• Ejercicio planteado 1: En el fragmento sobre la sublimidad de los personajes trágicos, ¿a qué se atribuyó en parte el fracaso de Théodore?

• Fragmento seleccionado:
● ● ●

Otra característica muy esencial de la sublimidad de los personajes trágicos es su intangibilidad corporal; todo lo que ocurre a su cuerpo debe ocurrir en un estilo elevado, y debe quedar excluido todo lo bajo y criatural. Corneille mismo parece haber tenido la sensación de lo mucho que excedía en este sentido el sentimiento estilístico de su época a toda la tradición, incluso la de la Antigüedad. Cuando su Théodore fracasó, se achacó en parte la causa del fracaso a la circunstancia de que en la pieza se habla del peligro de prostitución de la heroína.
Dans cette disgrâce —así dice él en su «Examen» (Oeuvres, Grands Ecrivains, V, 11)— j’ai de quoi congratuler à la pureté de notre scène, de voir qu’une histoire qui fait le plus bel ornement du second livre de Saint-Ambroise, se trouve trop licencieuse pour y être supportée. Qu’eût-on dit, si, comme ce grand Docteur de l’Eglise, j’eusse fait voir cette vierge dans le lieu infâme[111]…
También es incompatible con la idea clásica francesa de la sublimidad toda muestra de caducidad corporal propia de la criatura; tan sólo la misma muerte, como suceso de alto estilo, es indispensable, pero ningún héroe trágico debe ser viejo, estar enfermo, caduco o deformado. En este escenario no hay ni Lear ni Edipo, o tendrán que someterse a las exigencias del sentimiento estilístico dominante. En el prólogo a su Edipo, Corneille habla de su modelo Sófocles:
Je n’ai pas laissé de trembler quand je l’ai envisagé de près, et un peu plus à loisir que je n’avais fait en le choisissant. J’ai connu que ce qui avait passé pour miraculeux dans ces siècles éloignés, pourrait sembler horrible au nôtre, et que cette éloquente et curieuse description de la manière dont ce malheureux prince se crève les yeux, et le spectacle de ces mêmes yeux crevés, dont le sang lui distille sur le visage, qui occupe tout le cinquiême acte chez ces incomparables originaux, ferait soulever la délicatesse de nos dames… j’ai tâché de rémédier à ces désordres… (Oeuvres, VI, 126[112]).

● ● ●

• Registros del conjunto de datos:
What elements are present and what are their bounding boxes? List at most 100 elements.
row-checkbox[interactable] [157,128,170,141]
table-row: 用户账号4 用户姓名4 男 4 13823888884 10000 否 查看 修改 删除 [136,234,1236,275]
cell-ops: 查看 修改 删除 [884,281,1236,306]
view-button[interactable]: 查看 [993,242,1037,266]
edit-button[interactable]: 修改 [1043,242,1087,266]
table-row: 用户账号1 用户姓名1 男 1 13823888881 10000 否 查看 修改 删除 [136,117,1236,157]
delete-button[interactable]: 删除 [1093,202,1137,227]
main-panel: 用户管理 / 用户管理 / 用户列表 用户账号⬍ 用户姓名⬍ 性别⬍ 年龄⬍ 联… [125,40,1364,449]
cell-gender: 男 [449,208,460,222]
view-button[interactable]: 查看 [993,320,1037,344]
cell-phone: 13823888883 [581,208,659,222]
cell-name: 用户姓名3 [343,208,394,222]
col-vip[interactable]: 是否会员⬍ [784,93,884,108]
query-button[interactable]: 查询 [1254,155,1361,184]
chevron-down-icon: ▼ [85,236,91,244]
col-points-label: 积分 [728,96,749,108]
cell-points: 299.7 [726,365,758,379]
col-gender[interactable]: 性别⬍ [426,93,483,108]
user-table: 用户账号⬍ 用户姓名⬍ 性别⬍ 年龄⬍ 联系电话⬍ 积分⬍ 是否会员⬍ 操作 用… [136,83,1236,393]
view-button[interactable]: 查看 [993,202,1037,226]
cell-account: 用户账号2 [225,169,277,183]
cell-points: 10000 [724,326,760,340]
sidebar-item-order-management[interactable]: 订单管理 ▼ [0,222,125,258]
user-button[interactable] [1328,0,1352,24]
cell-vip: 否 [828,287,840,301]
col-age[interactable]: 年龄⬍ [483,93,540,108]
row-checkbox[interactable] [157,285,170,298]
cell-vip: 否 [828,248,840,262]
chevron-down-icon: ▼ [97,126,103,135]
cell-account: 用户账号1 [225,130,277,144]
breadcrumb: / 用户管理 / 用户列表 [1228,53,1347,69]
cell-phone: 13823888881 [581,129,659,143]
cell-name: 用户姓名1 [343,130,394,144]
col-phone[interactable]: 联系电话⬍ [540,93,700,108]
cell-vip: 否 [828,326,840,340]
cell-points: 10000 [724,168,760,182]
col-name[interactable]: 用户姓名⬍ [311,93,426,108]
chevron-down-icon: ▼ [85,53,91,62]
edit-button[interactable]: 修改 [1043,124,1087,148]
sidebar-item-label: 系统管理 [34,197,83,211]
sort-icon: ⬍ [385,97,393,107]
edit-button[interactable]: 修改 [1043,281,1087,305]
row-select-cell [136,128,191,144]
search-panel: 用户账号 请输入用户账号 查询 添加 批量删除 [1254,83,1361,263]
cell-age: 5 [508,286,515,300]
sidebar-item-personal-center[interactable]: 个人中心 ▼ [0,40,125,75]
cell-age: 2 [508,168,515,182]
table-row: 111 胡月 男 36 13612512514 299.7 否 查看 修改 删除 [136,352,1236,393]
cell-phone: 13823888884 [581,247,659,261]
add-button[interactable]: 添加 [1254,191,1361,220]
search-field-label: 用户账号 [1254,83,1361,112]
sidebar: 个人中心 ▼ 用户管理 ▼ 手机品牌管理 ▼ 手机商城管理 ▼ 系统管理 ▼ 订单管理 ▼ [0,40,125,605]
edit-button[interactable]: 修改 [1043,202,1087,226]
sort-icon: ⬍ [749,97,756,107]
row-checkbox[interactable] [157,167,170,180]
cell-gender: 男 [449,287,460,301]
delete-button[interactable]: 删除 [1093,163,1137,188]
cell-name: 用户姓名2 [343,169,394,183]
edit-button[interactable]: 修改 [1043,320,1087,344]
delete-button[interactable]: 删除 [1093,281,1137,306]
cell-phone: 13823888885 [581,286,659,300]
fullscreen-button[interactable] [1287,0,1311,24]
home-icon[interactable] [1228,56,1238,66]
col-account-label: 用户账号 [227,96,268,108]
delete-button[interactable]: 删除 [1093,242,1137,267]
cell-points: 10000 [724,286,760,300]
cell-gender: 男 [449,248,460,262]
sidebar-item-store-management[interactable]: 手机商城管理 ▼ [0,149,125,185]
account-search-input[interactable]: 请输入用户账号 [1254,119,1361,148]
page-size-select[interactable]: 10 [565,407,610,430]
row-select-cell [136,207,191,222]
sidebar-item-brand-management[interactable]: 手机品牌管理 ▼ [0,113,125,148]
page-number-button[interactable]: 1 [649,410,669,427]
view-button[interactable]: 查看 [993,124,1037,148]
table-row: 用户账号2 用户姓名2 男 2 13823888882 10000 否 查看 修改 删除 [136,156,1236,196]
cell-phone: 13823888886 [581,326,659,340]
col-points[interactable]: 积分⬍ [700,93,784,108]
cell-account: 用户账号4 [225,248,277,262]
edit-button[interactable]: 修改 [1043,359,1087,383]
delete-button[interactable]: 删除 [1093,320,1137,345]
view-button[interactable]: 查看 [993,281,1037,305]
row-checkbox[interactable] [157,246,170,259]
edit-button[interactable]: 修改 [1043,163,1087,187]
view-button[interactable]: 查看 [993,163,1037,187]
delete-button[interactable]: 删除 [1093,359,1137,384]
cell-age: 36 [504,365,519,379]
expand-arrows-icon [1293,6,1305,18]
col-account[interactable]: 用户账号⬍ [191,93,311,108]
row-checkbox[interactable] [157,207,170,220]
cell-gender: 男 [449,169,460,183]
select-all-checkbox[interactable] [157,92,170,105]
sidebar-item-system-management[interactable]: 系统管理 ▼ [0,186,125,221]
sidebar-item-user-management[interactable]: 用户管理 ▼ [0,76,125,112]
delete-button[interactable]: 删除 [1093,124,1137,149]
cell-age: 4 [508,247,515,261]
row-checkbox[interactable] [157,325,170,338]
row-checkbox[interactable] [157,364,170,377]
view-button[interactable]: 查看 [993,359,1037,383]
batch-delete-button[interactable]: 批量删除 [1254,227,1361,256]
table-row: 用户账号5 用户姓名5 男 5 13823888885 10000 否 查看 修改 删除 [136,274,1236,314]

● ● ●

• Ejercicio planteado 2: Copia sin cambios las líneas de los registros desde la primera hasta la que contiene "cell-gender: 男 [449,208,460,222]", incluida esa última.

• Respuesta 1: A que en la obra se habla del peligro de prostitución de la heroína.

• Respuesta 2:
What elements are present and what are their bounding boxes? List at most 100 elements.
row-checkbox[interactable] [157,128,170,141]
table-row: 用户账号4 用户姓名4 男 4 13823888884 10000 否 查看 修改 删除 [136,234,1236,275]
cell-ops: 查看 修改 删除 [884,281,1236,306]
view-button[interactable]: 查看 [993,242,1037,266]
edit-button[interactable]: 修改 [1043,242,1087,266]
table-row: 用户账号1 用户姓名1 男 1 13823888881 10000 否 查看 修改 删除 [136,117,1236,157]
delete-button[interactable]: 删除 [1093,202,1137,227]
main-panel: 用户管理 / 用户管理 / 用户列表 用户账号⬍ 用户姓名⬍ 性别⬍ 年龄⬍ 联… [125,40,1364,449]
cell-gender: 男 [449,208,460,222]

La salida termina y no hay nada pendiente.